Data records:

----

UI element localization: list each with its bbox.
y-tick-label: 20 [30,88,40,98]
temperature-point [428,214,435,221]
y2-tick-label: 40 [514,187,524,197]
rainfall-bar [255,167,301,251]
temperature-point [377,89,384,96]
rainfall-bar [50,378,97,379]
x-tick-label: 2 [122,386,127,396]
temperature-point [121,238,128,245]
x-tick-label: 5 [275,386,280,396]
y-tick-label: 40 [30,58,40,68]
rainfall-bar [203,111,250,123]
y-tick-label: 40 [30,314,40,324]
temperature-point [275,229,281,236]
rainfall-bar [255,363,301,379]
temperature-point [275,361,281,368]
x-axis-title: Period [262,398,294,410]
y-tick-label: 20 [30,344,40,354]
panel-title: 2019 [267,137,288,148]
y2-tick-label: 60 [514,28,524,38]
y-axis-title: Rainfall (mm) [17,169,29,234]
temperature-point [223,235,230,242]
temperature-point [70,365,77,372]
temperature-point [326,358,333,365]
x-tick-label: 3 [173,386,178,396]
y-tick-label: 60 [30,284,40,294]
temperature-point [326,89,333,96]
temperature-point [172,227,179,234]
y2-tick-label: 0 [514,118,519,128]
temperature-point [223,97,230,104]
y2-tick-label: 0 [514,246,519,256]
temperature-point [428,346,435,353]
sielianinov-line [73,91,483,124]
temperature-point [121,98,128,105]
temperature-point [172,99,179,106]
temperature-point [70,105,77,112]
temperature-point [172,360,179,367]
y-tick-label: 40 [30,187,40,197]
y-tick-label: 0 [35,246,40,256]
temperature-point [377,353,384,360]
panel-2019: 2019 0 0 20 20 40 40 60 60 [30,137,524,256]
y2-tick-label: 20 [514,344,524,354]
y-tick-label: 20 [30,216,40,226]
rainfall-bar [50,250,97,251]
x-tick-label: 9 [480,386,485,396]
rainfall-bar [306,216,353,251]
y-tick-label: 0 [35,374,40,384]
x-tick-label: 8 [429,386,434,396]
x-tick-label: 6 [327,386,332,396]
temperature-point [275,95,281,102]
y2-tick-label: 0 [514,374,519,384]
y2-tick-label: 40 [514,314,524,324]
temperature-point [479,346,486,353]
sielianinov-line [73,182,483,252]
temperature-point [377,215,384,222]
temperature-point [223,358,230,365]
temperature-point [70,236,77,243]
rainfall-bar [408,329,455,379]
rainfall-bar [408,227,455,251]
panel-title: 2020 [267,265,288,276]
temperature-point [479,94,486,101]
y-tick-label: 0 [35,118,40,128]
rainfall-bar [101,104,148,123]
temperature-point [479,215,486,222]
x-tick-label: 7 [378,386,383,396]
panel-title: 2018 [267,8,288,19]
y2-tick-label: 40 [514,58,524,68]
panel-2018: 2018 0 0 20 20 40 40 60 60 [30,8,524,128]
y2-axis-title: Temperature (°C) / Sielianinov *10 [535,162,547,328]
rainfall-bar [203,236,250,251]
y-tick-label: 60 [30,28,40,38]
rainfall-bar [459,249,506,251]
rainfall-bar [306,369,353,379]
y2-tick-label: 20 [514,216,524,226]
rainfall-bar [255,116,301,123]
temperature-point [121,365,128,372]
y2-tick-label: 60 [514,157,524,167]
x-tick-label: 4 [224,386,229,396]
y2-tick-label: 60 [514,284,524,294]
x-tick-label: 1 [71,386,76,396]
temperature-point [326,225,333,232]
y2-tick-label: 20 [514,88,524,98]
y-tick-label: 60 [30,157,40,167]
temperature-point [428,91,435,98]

----

> [Stated problem]: Return every line of the rows above without any change.

> [Response to this exercise]:
UI element localization: list each with its bbox.
y-tick-label: 20 [30,88,40,98]
temperature-point [428,214,435,221]
y2-tick-label: 40 [514,187,524,197]
rainfall-bar [255,167,301,251]
temperature-point [377,89,384,96]
rainfall-bar [50,378,97,379]
x-tick-label: 2 [122,386,127,396]
temperature-point [121,238,128,245]
x-tick-label: 5 [275,386,280,396]
y-tick-label: 40 [30,58,40,68]
rainfall-bar [203,111,250,123]
y-tick-label: 40 [30,314,40,324]
temperature-point [275,229,281,236]
rainfall-bar [255,363,301,379]
temperature-point [275,361,281,368]
x-axis-title: Period [262,398,294,410]
y-tick-label: 20 [30,344,40,354]
panel-title: 2019 [267,137,288,148]
y2-tick-label: 60 [514,28,524,38]
y-axis-title: Rainfall (mm) [17,169,29,234]
temperature-point [223,235,230,242]
temperature-point [70,365,77,372]
temperature-point [326,358,333,365]
x-tick-label: 3 [173,386,178,396]
y-tick-label: 60 [30,284,40,294]
temperature-point [326,89,333,96]
temperature-point [172,227,179,234]
y2-tick-label: 0 [514,118,519,128]
temperature-point [223,97,230,104]
y2-tick-label: 0 [514,246,519,256]
temperature-point [428,346,435,353]
sielianinov-line [73,91,483,124]
temperature-point [121,98,128,105]
temperature-point [172,99,179,106]
temperature-point [70,105,77,112]
temperature-point [172,360,179,367]
y-tick-label: 40 [30,187,40,197]
y-tick-label: 0 [35,246,40,256]
temperature-point [377,353,384,360]
panel-2019: 2019 0 0 20 20 40 40 60 60 [30,137,524,256]
y2-tick-label: 20 [514,344,524,354]
y-tick-label: 20 [30,216,40,226]
rainfall-bar [50,250,97,251]
x-tick-label: 9 [480,386,485,396]
rainfall-bar [306,216,353,251]
y-tick-label: 0 [35,374,40,384]
x-tick-label: 8 [429,386,434,396]
x-tick-label: 6 [327,386,332,396]
temperature-point [275,95,281,102]
y2-tick-label: 0 [514,374,519,384]
y2-tick-label: 40 [514,314,524,324]
temperature-point [479,346,486,353]
sielianinov-line [73,182,483,252]
temperature-point [377,215,384,222]
temperature-point [223,358,230,365]
temperature-point [70,236,77,243]
rainfall-bar [408,329,455,379]
rainfall-bar [408,227,455,251]
panel-title: 2020 [267,265,288,276]
temperature-point [479,94,486,101]
y-tick-label: 0 [35,118,40,128]
rainfall-bar [101,104,148,123]
temperature-point [479,215,486,222]
x-tick-label: 7 [378,386,383,396]
panel-title: 2018 [267,8,288,19]
y2-tick-label: 40 [514,58,524,68]
panel-2018: 2018 0 0 20 20 40 40 60 60 [30,8,524,128]
y2-axis-title: Temperature (°C) / Sielianinov *10 [535,162,547,328]
rainfall-bar [203,236,250,251]
y-tick-label: 60 [30,28,40,38]
rainfall-bar [459,249,506,251]
rainfall-bar [306,369,353,379]
y2-tick-label: 20 [514,216,524,226]
rainfall-bar [255,116,301,123]
temperature-point [121,365,128,372]
y2-tick-label: 60 [514,157,524,167]
x-tick-label: 4 [224,386,229,396]
y2-tick-label: 60 [514,284,524,294]
x-tick-label: 1 [71,386,76,396]
temperature-point [326,225,333,232]
y2-tick-label: 20 [514,88,524,98]
y-tick-label: 60 [30,157,40,167]
temperature-point [428,91,435,98]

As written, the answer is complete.